▶ Aim: Copy out the data below verbatim.

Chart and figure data

● ● ● ●

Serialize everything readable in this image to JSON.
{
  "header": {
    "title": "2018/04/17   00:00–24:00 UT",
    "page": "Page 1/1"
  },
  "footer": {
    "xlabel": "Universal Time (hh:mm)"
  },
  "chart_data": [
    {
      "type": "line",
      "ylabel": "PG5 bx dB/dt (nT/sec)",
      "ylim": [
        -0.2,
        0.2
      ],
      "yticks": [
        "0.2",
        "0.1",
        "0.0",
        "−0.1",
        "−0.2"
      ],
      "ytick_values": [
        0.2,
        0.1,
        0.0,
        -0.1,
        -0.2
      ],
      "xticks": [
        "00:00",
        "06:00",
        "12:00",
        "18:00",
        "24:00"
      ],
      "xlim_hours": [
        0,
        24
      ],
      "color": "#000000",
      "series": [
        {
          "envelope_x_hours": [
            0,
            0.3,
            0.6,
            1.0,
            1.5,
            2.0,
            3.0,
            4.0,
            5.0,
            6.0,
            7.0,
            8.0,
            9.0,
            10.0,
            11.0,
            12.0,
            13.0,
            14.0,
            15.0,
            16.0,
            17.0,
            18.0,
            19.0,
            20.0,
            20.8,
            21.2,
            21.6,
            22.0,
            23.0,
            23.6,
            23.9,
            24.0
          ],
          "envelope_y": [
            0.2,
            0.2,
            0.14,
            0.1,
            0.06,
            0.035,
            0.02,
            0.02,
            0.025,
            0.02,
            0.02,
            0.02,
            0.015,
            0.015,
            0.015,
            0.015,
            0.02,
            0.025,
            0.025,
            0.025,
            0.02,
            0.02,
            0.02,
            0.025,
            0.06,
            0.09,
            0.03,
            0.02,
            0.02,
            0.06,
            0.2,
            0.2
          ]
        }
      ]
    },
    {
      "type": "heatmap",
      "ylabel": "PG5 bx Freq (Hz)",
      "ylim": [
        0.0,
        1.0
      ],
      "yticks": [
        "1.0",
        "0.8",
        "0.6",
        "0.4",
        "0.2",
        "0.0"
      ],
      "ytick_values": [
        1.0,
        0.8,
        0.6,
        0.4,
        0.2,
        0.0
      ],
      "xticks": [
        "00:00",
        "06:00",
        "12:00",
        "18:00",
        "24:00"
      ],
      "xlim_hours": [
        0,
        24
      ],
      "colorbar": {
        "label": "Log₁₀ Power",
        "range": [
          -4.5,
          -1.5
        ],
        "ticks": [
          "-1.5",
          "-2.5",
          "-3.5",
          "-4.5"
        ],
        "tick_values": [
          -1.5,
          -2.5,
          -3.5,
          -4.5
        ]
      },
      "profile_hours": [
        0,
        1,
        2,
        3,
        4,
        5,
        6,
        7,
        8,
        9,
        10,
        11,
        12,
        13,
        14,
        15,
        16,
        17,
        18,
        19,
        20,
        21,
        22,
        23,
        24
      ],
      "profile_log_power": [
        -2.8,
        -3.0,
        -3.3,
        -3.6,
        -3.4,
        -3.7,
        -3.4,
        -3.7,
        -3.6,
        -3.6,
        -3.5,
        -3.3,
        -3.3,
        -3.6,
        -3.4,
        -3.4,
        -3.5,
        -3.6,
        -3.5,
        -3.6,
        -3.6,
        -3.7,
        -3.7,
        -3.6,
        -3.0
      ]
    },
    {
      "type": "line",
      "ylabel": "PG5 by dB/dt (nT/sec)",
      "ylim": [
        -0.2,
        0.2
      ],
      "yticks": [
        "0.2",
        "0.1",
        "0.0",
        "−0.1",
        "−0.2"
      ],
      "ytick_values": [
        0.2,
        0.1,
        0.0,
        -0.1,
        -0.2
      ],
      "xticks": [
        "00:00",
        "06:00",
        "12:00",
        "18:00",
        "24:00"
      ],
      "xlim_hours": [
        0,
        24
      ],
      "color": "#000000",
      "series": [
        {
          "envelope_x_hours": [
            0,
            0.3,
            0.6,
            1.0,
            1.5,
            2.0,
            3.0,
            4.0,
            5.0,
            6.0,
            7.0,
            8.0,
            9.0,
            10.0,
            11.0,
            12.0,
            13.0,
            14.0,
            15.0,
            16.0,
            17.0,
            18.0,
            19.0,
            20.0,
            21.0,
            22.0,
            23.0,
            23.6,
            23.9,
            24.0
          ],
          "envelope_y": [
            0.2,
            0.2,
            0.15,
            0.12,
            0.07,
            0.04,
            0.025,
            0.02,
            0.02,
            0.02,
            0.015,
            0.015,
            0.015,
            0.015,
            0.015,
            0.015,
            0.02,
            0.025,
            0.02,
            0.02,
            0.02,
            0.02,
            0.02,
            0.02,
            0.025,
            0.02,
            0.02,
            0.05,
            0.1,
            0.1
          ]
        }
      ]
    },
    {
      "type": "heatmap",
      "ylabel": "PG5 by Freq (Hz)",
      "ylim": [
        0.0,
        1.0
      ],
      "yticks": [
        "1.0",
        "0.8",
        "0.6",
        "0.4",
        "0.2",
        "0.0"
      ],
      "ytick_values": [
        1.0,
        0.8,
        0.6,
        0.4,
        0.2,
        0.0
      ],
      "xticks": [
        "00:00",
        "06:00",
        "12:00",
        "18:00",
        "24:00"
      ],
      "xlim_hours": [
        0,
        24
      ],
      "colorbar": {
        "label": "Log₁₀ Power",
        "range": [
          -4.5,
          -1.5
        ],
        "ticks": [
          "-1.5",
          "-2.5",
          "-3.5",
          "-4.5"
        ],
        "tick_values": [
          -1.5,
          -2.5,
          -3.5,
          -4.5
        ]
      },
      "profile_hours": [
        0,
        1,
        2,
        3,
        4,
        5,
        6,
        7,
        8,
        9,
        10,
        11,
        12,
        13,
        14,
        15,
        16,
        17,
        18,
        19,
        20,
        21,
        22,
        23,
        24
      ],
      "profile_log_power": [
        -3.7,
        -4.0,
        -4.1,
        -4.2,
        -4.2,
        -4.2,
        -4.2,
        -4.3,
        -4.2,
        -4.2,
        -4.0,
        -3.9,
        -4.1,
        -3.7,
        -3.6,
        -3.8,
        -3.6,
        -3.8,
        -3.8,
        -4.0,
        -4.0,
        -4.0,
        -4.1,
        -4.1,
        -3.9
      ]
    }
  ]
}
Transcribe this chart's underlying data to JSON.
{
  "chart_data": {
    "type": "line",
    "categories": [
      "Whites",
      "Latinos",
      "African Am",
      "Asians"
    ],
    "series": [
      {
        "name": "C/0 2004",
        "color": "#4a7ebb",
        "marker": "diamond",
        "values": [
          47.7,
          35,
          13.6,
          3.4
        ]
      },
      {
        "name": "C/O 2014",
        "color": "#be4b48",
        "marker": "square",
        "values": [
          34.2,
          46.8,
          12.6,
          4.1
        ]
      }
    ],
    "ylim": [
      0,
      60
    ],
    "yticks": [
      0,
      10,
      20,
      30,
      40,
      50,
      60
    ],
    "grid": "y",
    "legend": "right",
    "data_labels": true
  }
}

● ● ● ●

▶ Worked answer:
Serialize everything readable in this image to JSON.
{
  "header": {
    "title": "2018/04/17   00:00–24:00 UT",
    "page": "Page 1/1"
  },
  "footer": {
    "xlabel": "Universal Time (hh:mm)"
  },
  "chart_data": [
    {
      "type": "line",
      "ylabel": "PG5 bx dB/dt (nT/sec)",
      "ylim": [
        -0.2,
        0.2
      ],
      "yticks": [
        "0.2",
        "0.1",
        "0.0",
        "−0.1",
        "−0.2"
      ],
      "ytick_values": [
        0.2,
        0.1,
        0.0,
        -0.1,
        -0.2
      ],
      "xticks": [
        "00:00",
        "06:00",
        "12:00",
        "18:00",
        "24:00"
      ],
      "xlim_hours": [
        0,
        24
      ],
      "color": "#000000",
      "series": [
        {
          "envelope_x_hours": [
            0,
            0.3,
            0.6,
            1.0,
            1.5,
            2.0,
            3.0,
            4.0,
            5.0,
            6.0,
            7.0,
            8.0,
            9.0,
            10.0,
            11.0,
            12.0,
            13.0,
            14.0,
            15.0,
            16.0,
            17.0,
            18.0,
            19.0,
            20.0,
            20.8,
            21.2,
            21.6,
            22.0,
            23.0,
            23.6,
            23.9,
            24.0
          ],
          "envelope_y": [
            0.2,
            0.2,
            0.14,
            0.1,
            0.06,
            0.035,
            0.02,
            0.02,
            0.025,
            0.02,
            0.02,
            0.02,
            0.015,
            0.015,
            0.015,
            0.015,
            0.02,
            0.025,
            0.025,
            0.025,
            0.02,
            0.02,
            0.02,
            0.025,
            0.06,
            0.09,
            0.03,
            0.02,
            0.02,
            0.06,
            0.2,
            0.2
          ]
        }
      ]
    },
    {
      "type": "heatmap",
      "ylabel": "PG5 bx Freq (Hz)",
      "ylim": [
        0.0,
        1.0
      ],
      "yticks": [
        "1.0",
        "0.8",
        "0.6",
        "0.4",
        "0.2",
        "0.0"
      ],
      "ytick_values": [
        1.0,
        0.8,
        0.6,
        0.4,
        0.2,
        0.0
      ],
      "xticks": [
        "00:00",
        "06:00",
        "12:00",
        "18:00",
        "24:00"
      ],
      "xlim_hours": [
        0,
        24
      ],
      "colorbar": {
        "label": "Log₁₀ Power",
        "range": [
          -4.5,
          -1.5
        ],
        "ticks": [
          "-1.5",
          "-2.5",
          "-3.5",
          "-4.5"
        ],
        "tick_values": [
          -1.5,
          -2.5,
          -3.5,
          -4.5
        ]
      },
      "profile_hours": [
        0,
        1,
        2,
        3,
        4,
        5,
        6,
        7,
        8,
        9,
        10,
        11,
        12,
        13,
        14,
        15,
        16,
        17,
        18,
        19,
        20,
        21,
        22,
        23,
        24
      ],
      "profile_log_power": [
        -2.8,
        -3.0,
        -3.3,
        -3.6,
        -3.4,
        -3.7,
        -3.4,
        -3.7,
        -3.6,
        -3.6,
        -3.5,
        -3.3,
        -3.3,
        -3.6,
        -3.4,
        -3.4,
        -3.5,
        -3.6,
        -3.5,
        -3.6,
        -3.6,
        -3.7,
        -3.7,
        -3.6,
        -3.0
      ]
    },
    {
      "type": "line",
      "ylabel": "PG5 by dB/dt (nT/sec)",
      "ylim": [
        -0.2,
        0.2
      ],
      "yticks": [
        "0.2",
        "0.1",
        "0.0",
        "−0.1",
        "−0.2"
      ],
      "ytick_values": [
        0.2,
        0.1,
        0.0,
        -0.1,
        -0.2
      ],
      "xticks": [
        "00:00",
        "06:00",
        "12:00",
        "18:00",
        "24:00"
      ],
      "xlim_hours": [
        0,
        24
      ],
      "color": "#000000",
      "series": [
        {
          "envelope_x_hours": [
            0,
            0.3,
            0.6,
            1.0,
            1.5,
            2.0,
            3.0,
            4.0,
            5.0,
            6.0,
            7.0,
            8.0,
            9.0,
            10.0,
            11.0,
            12.0,
            13.0,
            14.0,
            15.0,
            16.0,
            17.0,
            18.0,
            19.0,
            20.0,
            21.0,
            22.0,
            23.0,
            23.6,
            23.9,
            24.0
          ],
          "envelope_y": [
            0.2,
            0.2,
            0.15,
            0.12,
            0.07,
            0.04,
            0.025,
            0.02,
            0.02,
            0.02,
            0.015,
            0.015,
            0.015,
            0.015,
            0.015,
            0.015,
            0.02,
            0.025,
            0.02,
            0.02,
            0.02,
            0.02,
            0.02,
            0.02,
            0.025,
            0.02,
            0.02,
            0.05,
            0.1,
            0.1
          ]
        }
      ]
    },
    {
      "type": "heatmap",
      "ylabel": "PG5 by Freq (Hz)",
      "ylim": [
        0.0,
        1.0
      ],
      "yticks": [
        "1.0",
        "0.8",
        "0.6",
        "0.4",
        "0.2",
        "0.0"
      ],
      "ytick_values": [
        1.0,
        0.8,
        0.6,
        0.4,
        0.2,
        0.0
      ],
      "xticks": [
        "00:00",
        "06:00",
        "12:00",
        "18:00",
        "24:00"
      ],
      "xlim_hours": [
        0,
        24
      ],
      "colorbar": {
        "label": "Log₁₀ Power",
        "range": [
          -4.5,
          -1.5
        ],
        "ticks": [
          "-1.5",
          "-2.5",
          "-3.5",
          "-4.5"
        ],
        "tick_values": [
          -1.5,
          -2.5,
          -3.5,
          -4.5
        ]
      },
      "profile_hours": [
        0,
        1,
        2,
        3,
        4,
        5,
        6,
        7,
        8,
        9,
        10,
        11,
        12,
        13,
        14,
        15,
        16,
        17,
        18,
        19,
        20,
        21,
        22,
        23,
        24
      ],
      "profile_log_power": [
        -3.7,
        -4.0,
        -4.1,
        -4.2,
        -4.2,
        -4.2,
        -4.2,
        -4.3,
        -4.2,
        -4.2,
        -4.0,
        -3.9,
        -4.1,
        -3.7,
        -3.6,
        -3.8,
        -3.6,
        -3.8,
        -3.8,
        -4.0,
        -4.0,
        -4.0,
        -4.1,
        -4.1,
        -3.9
      ]
    }
  ]
}
Transcribe this chart's underlying data to JSON.
{
  "chart_data": {
    "type": "line",
    "categories": [
      "Whites",
      "Latinos",
      "African Am",
      "Asians"
    ],
    "series": [
      {
        "name": "C/0 2004",
        "color": "#4a7ebb",
        "marker": "diamond",
        "values": [
          47.7,
          35,
          13.6,
          3.4
        ]
      },
      {
        "name": "C/O 2014",
        "color": "#be4b48",
        "marker": "square",
        "values": [
          34.2,
          46.8,
          12.6,
          4.1
        ]
      }
    ],
    "ylim": [
      0,
      60
    ],
    "yticks": [
      0,
      10,
      20,
      30,
      40,
      50,
      60
    ],
    "grid": "y",
    "legend": "right",
    "data_labels": true
  }
}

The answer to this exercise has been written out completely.